#### Passage extrait:
.....
La culture peut vaincre le terrorisme

Tahar Ben Jelloum, Le terrorisme expliqué à nos enfants, Paris, Éditions du Seuil, 2016, 160 pages, 17,95 $.


15 novembre 2016 à 9h49

Après Le Racisme expliqué à ma fille (1998) et L’Islam expliqué aux enfants et à leurs parents (2002), Tahar Ben Jelloun publie Le terrorisme expliqué à nos enfants. L’écrivain croit que les jeunes sont une proie privilégiée pour la peur, surtout suite aux attentats de janvier et de novembre 2015 à Paris. Il cherche donc à les aider à se libérer de cette peur.

L’ouvrage se présente comme un entretien entre Tahar Ben Jelloun et sa fille, dont le nom n’est pas mentionné. On sait que l’écrivain d’origine marocaine a deux fils et deux filles (Meriem et Ismane). Peut-être est-ce à cette dernière que s’adresse le père, mais cela importe peu, car les question/réponses ne sont qu’une technique pour alléger un texte très fouillé, très docte, très dense.
.....
(Données de compréhension de documents)
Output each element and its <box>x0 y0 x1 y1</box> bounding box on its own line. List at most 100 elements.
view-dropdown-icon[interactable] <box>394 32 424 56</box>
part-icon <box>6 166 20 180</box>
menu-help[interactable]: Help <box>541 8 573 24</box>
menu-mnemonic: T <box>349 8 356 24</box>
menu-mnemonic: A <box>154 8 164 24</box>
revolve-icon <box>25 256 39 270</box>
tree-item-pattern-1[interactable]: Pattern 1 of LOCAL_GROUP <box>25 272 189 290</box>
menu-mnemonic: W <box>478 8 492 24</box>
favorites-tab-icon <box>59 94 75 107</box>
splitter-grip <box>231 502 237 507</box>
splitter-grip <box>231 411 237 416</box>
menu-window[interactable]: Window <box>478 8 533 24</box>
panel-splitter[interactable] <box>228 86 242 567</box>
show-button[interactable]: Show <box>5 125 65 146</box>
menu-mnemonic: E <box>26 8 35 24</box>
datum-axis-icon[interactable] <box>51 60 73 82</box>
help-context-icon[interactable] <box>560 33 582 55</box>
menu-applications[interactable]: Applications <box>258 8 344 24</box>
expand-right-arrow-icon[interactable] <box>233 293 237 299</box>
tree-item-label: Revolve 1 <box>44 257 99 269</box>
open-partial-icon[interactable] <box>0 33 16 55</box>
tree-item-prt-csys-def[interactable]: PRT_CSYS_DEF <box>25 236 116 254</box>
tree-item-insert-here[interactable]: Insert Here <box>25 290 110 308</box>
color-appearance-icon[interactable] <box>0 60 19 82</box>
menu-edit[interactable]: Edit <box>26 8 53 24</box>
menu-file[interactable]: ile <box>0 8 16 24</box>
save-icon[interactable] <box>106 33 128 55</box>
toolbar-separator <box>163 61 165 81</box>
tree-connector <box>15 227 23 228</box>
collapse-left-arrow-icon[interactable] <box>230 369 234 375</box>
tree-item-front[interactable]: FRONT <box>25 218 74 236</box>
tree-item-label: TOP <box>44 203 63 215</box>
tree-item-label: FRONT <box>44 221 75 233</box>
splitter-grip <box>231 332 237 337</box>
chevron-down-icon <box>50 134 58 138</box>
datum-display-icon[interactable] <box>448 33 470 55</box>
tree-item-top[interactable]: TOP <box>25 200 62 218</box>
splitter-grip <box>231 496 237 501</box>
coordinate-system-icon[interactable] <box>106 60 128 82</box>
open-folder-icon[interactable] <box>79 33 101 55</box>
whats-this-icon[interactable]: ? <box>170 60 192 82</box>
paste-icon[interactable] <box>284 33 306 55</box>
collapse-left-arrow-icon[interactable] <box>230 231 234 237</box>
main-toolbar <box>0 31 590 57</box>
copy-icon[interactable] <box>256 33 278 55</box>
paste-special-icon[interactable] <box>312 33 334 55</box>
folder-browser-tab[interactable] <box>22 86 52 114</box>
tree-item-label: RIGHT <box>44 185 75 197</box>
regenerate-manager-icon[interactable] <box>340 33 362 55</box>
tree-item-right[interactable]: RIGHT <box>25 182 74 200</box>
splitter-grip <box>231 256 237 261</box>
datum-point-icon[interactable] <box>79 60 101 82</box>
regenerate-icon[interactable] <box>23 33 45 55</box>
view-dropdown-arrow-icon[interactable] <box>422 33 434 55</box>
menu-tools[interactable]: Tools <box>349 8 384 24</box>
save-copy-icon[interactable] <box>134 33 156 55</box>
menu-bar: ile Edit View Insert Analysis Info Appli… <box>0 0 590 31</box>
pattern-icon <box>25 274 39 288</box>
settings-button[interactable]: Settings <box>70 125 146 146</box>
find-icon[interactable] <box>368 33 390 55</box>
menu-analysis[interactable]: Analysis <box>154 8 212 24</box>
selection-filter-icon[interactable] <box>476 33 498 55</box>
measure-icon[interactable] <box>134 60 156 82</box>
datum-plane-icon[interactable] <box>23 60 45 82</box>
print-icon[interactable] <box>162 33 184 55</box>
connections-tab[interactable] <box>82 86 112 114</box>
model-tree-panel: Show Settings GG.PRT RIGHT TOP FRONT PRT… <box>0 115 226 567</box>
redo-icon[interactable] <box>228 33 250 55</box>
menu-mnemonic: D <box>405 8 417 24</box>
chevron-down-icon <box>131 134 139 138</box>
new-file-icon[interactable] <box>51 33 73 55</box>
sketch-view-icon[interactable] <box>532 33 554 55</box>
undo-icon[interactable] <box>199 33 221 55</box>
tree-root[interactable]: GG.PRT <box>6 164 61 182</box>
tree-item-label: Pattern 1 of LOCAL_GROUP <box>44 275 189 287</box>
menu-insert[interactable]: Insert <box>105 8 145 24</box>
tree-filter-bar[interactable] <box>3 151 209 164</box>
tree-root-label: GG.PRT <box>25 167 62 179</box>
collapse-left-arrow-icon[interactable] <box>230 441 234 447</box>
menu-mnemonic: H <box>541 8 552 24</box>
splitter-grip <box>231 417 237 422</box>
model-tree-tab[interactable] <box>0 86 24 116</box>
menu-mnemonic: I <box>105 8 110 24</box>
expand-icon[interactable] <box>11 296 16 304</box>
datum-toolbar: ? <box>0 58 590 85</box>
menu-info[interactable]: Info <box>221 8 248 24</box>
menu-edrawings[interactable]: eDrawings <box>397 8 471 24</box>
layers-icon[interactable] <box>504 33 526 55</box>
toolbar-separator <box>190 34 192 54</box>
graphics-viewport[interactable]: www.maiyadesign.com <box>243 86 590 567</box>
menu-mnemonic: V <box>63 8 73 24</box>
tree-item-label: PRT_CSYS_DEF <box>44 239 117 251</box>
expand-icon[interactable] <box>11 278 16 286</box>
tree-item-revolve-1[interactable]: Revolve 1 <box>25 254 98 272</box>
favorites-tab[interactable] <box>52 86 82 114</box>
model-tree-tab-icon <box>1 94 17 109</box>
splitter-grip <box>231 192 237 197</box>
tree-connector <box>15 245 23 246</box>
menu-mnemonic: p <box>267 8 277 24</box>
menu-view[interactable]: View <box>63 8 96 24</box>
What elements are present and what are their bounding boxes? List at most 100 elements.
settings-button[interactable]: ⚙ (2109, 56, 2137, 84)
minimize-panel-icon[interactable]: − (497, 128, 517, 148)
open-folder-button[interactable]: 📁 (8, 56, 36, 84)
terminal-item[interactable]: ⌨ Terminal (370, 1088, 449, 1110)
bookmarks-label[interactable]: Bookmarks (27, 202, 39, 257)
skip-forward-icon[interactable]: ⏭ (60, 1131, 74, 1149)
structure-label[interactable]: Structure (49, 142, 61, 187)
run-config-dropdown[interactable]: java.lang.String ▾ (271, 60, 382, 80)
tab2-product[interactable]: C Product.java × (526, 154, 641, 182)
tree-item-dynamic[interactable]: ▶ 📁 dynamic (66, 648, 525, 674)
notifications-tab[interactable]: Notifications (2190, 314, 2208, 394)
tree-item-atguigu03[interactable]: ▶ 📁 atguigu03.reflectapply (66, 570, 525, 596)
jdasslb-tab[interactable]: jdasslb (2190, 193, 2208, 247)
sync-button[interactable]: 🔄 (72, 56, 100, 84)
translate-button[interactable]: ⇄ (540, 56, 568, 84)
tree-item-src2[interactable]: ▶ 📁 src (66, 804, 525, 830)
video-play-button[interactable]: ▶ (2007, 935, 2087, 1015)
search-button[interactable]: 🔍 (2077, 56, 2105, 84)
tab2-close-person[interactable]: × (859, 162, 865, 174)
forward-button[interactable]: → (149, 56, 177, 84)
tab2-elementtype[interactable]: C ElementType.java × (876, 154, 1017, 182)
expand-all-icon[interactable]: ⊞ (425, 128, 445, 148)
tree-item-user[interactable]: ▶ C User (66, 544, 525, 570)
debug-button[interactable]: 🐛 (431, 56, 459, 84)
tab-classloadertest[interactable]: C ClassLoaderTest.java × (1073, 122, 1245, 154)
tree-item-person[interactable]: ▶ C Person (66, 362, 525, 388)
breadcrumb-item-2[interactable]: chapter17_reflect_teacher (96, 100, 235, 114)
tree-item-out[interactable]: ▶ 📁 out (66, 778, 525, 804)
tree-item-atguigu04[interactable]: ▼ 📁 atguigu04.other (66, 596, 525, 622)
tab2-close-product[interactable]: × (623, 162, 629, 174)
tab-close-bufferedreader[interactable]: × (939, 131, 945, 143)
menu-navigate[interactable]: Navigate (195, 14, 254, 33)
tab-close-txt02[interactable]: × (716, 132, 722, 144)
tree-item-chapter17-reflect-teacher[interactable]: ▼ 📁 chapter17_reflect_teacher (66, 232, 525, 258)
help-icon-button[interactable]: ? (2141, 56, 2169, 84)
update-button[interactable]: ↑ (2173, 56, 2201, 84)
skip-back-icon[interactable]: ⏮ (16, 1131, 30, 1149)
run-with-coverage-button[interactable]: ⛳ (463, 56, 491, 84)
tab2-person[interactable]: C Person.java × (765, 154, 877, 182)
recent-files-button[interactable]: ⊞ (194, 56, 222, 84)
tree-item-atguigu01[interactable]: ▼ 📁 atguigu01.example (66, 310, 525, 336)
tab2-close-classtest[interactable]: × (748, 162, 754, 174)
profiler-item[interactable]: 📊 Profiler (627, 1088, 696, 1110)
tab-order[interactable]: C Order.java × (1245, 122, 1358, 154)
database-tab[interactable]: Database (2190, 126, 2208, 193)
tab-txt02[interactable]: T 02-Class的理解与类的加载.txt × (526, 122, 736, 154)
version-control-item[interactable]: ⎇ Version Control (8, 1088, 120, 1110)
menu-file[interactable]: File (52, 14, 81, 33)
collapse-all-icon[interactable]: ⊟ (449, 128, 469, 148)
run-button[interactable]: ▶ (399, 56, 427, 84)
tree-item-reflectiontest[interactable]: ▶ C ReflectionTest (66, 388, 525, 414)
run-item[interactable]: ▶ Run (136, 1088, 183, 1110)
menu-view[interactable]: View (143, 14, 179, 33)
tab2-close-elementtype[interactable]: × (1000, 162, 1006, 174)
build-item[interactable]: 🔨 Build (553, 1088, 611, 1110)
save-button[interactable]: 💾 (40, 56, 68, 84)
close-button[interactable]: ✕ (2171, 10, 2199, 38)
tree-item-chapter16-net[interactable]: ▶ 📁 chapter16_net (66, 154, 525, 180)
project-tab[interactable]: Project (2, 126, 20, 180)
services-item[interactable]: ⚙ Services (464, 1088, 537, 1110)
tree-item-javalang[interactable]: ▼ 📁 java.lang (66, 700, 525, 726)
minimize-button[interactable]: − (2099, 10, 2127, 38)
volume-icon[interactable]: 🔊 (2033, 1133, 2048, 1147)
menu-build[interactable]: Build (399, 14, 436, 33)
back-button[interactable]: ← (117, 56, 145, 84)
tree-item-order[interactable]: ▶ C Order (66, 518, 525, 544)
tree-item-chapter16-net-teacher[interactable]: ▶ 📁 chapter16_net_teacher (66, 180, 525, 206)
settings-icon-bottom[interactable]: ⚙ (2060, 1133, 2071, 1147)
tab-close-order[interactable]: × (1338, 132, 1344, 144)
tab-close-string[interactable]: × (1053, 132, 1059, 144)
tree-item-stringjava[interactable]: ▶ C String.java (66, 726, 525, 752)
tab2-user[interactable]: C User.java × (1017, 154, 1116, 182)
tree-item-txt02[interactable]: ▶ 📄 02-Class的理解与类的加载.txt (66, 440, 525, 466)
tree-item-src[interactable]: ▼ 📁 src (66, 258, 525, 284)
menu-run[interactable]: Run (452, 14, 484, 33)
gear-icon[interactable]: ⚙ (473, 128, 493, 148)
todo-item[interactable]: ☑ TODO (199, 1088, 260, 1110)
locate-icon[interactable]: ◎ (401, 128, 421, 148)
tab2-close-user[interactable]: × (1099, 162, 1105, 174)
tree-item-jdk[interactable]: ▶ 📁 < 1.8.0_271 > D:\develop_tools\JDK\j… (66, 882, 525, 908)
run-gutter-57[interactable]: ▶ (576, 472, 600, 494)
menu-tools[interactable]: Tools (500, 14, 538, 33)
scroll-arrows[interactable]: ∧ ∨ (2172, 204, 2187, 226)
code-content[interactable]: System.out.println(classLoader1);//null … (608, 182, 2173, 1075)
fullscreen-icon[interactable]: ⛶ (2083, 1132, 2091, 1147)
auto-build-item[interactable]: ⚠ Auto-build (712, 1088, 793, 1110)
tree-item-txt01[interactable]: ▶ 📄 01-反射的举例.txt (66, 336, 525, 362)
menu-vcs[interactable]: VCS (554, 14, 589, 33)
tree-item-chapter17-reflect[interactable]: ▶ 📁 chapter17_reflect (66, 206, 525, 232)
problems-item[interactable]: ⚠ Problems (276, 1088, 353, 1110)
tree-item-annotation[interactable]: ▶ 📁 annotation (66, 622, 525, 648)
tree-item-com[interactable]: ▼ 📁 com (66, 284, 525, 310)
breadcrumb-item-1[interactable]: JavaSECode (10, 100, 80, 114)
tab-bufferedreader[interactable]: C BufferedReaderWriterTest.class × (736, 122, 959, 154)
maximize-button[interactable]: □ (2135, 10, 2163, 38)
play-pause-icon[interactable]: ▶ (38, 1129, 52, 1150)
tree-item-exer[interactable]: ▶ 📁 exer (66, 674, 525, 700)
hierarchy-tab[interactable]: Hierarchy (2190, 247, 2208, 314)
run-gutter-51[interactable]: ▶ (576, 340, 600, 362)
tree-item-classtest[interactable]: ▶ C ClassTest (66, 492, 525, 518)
.....
#### Objectif du travail:
Reprenez la rédaction du compte rendu de l'ouvrage Le terrorisme expliqué à nos enfants à la suite de sa dernière phrase. Cette liste provient d'une source distincte du texte.

#### Réponse rédigée:
Dès les premières lignes, Ben Jelloun note qu’il ne faut pas sous-estimer la capacité des enfants «à entendre ce qui dérange, à se confronter à l’horreur». Les enfants ont droit à la vérité. Expliquer des faits n’équivaut pas à justifier ni innocenter. Le but est de mieux comprendre.

L’auteur note d’abord que le terrorisme n’est pas une pensée ou une philosophie, mais plutôt un moyen, un mode d’action. «C’est le recours à la force et à la violence contre des personnes ou des biens dans le but d’obliger un gouvernement à satisfaire des demandes…» Le but est de semer la peur, d’amener chaque personne à se dire «cette victime, ce pourrait être moi».

Les réponses sont parfois assez longues car elles traitent de sujet aussi variés que le cas de la Palestine, Boko Aram, l’État de droit, la charia, Daesh, Charlie Hebdo, la fatwa, le kamikaze, etc.

Bien que le terrorisme soit imprévisible, l’État doit respecter les limites imposées par le droit. Il ne peut pas appliquer les mêmes méthodes que les terroristes, soit recourir à la peur. «Il y a autant d’honneur et de noblesse dans la résistance que de lâcheté et d’ignominie dans le terrorisme.»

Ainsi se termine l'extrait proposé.